• Information provided
────────────────────

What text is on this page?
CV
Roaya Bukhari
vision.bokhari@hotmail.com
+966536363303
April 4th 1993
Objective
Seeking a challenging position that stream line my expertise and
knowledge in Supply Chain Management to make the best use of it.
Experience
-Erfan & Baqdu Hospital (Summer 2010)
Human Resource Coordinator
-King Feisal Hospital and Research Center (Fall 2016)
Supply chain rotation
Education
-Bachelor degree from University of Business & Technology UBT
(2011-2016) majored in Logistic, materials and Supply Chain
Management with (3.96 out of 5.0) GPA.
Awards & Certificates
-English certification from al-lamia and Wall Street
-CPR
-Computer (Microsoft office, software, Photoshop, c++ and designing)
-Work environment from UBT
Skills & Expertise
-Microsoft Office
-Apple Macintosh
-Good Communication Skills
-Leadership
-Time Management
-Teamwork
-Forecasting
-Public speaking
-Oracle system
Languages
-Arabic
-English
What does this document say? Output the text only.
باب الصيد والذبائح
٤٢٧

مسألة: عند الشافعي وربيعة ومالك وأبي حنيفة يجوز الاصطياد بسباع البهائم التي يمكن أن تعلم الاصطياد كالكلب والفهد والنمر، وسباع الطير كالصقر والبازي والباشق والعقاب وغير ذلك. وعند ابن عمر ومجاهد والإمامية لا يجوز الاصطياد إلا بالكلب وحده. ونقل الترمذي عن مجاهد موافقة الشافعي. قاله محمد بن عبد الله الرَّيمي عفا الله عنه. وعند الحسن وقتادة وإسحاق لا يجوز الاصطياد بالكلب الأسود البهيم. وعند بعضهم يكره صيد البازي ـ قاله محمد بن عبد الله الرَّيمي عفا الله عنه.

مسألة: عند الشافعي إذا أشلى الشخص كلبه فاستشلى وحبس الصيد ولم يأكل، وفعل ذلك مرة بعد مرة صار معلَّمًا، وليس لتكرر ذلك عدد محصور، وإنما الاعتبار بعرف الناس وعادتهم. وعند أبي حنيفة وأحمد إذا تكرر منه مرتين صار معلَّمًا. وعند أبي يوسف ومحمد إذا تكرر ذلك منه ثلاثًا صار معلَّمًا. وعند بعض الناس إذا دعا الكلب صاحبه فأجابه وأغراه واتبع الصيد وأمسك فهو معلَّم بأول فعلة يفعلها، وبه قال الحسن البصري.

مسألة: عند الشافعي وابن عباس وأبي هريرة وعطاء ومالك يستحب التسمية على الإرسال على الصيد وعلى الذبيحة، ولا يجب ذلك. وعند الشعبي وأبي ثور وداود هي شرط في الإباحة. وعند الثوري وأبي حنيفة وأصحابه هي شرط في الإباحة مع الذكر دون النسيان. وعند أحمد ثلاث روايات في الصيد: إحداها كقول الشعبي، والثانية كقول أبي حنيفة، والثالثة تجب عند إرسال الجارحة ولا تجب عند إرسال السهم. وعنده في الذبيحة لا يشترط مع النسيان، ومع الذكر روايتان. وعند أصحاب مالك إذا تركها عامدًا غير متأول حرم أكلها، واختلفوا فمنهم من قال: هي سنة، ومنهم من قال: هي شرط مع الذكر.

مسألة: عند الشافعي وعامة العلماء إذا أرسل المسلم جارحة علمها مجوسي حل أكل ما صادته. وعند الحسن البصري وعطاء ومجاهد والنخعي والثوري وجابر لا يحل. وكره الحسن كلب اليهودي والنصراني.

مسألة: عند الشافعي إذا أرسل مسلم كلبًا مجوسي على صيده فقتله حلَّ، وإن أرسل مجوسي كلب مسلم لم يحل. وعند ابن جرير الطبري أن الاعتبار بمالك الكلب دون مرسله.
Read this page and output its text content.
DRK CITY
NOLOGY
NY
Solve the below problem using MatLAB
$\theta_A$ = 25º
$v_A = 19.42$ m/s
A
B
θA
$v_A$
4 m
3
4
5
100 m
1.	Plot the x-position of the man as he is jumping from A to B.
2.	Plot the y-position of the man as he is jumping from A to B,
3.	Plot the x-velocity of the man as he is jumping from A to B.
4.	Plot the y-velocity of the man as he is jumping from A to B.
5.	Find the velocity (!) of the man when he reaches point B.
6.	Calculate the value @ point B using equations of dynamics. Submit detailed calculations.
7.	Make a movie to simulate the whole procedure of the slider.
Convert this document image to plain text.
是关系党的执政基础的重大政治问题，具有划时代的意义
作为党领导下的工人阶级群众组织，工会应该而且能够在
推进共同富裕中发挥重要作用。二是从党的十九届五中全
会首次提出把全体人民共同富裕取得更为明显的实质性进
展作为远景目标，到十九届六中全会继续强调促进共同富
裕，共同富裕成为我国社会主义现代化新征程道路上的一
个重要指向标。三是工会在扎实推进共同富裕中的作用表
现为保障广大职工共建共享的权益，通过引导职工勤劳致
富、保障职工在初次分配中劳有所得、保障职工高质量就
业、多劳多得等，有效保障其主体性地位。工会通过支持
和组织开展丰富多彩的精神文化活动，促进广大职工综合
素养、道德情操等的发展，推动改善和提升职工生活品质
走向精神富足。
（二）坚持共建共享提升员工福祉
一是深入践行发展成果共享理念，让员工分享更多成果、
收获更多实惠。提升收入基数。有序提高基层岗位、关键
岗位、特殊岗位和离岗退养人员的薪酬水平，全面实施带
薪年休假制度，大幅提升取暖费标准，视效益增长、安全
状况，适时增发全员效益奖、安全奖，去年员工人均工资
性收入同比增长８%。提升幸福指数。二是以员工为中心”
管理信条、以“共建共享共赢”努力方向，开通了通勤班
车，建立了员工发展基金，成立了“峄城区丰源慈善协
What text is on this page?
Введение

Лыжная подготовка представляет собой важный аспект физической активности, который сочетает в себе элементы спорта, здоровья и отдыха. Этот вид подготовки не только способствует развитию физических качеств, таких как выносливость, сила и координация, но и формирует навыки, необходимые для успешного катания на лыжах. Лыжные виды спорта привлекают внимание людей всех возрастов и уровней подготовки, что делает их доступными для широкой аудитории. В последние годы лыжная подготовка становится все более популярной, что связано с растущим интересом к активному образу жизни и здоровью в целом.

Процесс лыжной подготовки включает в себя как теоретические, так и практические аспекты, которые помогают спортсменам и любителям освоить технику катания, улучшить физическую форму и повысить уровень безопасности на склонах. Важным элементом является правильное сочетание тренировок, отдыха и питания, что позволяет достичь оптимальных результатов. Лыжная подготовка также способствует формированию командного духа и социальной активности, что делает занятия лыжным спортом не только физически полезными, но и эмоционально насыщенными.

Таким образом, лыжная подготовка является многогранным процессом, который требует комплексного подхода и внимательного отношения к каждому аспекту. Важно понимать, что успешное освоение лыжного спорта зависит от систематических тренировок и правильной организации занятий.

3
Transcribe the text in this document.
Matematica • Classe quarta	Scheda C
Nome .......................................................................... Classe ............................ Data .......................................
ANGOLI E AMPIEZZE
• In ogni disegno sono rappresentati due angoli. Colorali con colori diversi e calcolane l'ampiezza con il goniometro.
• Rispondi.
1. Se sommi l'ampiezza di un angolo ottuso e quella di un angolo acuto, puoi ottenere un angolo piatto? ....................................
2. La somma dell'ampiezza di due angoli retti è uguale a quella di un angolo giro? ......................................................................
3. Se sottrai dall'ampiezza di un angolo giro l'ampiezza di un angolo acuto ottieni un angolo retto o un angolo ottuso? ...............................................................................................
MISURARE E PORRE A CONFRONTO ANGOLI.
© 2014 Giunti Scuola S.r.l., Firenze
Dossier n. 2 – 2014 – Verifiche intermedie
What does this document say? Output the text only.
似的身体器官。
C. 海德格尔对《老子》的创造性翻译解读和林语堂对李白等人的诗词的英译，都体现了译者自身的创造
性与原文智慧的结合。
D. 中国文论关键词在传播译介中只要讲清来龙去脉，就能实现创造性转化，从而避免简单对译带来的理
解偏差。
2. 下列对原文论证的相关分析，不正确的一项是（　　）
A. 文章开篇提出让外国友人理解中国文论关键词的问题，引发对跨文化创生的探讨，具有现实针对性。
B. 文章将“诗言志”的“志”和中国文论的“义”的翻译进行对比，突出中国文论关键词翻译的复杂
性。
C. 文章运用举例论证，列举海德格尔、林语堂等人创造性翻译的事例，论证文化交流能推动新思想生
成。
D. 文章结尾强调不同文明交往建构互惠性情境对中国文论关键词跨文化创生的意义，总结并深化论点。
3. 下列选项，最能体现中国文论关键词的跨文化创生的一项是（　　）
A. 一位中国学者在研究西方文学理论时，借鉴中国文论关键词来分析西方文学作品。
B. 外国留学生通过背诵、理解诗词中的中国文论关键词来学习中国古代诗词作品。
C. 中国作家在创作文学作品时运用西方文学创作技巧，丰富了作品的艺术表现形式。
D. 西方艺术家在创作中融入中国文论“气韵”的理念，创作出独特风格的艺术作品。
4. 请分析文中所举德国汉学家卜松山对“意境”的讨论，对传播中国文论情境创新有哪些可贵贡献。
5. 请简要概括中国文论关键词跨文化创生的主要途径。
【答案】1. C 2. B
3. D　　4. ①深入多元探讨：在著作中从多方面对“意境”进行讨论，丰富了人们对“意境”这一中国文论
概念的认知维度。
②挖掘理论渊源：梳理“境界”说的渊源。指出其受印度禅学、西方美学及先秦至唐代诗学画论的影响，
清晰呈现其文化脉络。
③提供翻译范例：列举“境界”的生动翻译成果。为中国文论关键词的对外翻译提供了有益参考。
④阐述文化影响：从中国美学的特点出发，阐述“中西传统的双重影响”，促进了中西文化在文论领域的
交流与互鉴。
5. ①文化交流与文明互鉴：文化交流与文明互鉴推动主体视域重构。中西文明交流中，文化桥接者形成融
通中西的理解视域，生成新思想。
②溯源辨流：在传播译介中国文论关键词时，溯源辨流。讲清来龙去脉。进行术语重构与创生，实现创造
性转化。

────────────────────

• Stated exercise
Every line from the line containing "Transcribe the text in this document." to the last line of the material above must be repeated exactly, and no other line.

• Response to the exercise
Transcribe the text in this document.
Matematica • Classe quarta	Scheda C
Nome .......................................................................... Classe ............................ Data .......................................
ANGOLI E AMPIEZZE
• In ogni disegno sono rappresentati due angoli. Colorali con colori diversi e calcolane l'ampiezza con il goniometro.
• Rispondi.
1. Se sommi l'ampiezza di un angolo ottuso e quella di un angolo acuto, puoi ottenere un angolo piatto? ....................................
2. La somma dell'ampiezza di due angoli retti è uguale a quella di un angolo giro? ......................................................................
3. Se sottrai dall'ampiezza di un angolo giro l'ampiezza di un angolo acuto ottieni un angolo retto o un angolo ottuso? ...............................................................................................
MISURARE E PORRE A CONFRONTO ANGOLI.
© 2014 Giunti Scuola S.r.l., Firenze
Dossier n. 2 – 2014 – Verifiche intermedie
What does this document say? Output the text only.
似的身体器官。
C. 海德格尔对《老子》的创造性翻译解读和林语堂对李白等人的诗词的英译，都体现了译者自身的创造
性与原文智慧的结合。
D. 中国文论关键词在传播译介中只要讲清来龙去脉，就能实现创造性转化，从而避免简单对译带来的理
解偏差。
2. 下列对原文论证的相关分析，不正确的一项是（　　）
A. 文章开篇提出让外国友人理解中国文论关键词的问题，引发对跨文化创生的探讨，具有现实针对性。
B. 文章将“诗言志”的“志”和中国文论的“义”的翻译进行对比，突出中国文论关键词翻译的复杂
性。
C. 文章运用举例论证，列举海德格尔、林语堂等人创造性翻译的事例，论证文化交流能推动新思想生
成。
D. 文章结尾强调不同文明交往建构互惠性情境对中国文论关键词跨文化创生的意义，总结并深化论点。
3. 下列选项，最能体现中国文论关键词的跨文化创生的一项是（　　）
A. 一位中国学者在研究西方文学理论时，借鉴中国文论关键词来分析西方文学作品。
B. 外国留学生通过背诵、理解诗词中的中国文论关键词来学习中国古代诗词作品。
C. 中国作家在创作文学作品时运用西方文学创作技巧，丰富了作品的艺术表现形式。
D. 西方艺术家在创作中融入中国文论“气韵”的理念，创作出独特风格的艺术作品。
4. 请分析文中所举德国汉学家卜松山对“意境”的讨论，对传播中国文论情境创新有哪些可贵贡献。
5. 请简要概括中国文论关键词跨文化创生的主要途径。
【答案】1. C 2. B
3. D　　4. ①深入多元探讨：在著作中从多方面对“意境”进行讨论，丰富了人们对“意境”这一中国文论
概念的认知维度。
②挖掘理论渊源：梳理“境界”说的渊源。指出其受印度禅学、西方美学及先秦至唐代诗学画论的影响，
清晰呈现其文化脉络。
③提供翻译范例：列举“境界”的生动翻译成果。为中国文论关键词的对外翻译提供了有益参考。
④阐述文化影响：从中国美学的特点出发，阐述“中西传统的双重影响”，促进了中西文化在文论领域的
交流与互鉴。
5. ①文化交流与文明互鉴：文化交流与文明互鉴推动主体视域重构。中西文明交流中，文化桥接者形成融
通中西的理解视域，生成新思想。
②溯源辨流：在传播译介中国文论关键词时，溯源辨流。讲清来龙去脉。进行术语重构与创生，实现创造
性转化。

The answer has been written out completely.